Count every line that has the word "объектов". Give the number, without anything more.

··· Input material

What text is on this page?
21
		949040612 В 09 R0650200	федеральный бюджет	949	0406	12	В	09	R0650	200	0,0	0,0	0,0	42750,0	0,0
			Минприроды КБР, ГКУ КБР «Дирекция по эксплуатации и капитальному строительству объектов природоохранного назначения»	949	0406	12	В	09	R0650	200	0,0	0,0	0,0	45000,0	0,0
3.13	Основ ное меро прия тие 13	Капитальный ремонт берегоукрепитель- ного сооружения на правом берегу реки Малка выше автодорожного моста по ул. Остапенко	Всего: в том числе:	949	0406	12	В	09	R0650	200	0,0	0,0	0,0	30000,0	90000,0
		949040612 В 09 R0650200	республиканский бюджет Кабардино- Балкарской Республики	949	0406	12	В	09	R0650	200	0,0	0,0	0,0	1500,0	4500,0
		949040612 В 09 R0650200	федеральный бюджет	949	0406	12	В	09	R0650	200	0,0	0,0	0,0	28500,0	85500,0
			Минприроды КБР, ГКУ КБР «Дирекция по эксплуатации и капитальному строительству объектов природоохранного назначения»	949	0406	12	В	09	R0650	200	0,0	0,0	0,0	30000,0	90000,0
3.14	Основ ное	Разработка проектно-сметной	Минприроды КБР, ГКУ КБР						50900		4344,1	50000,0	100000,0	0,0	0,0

······

Result »
2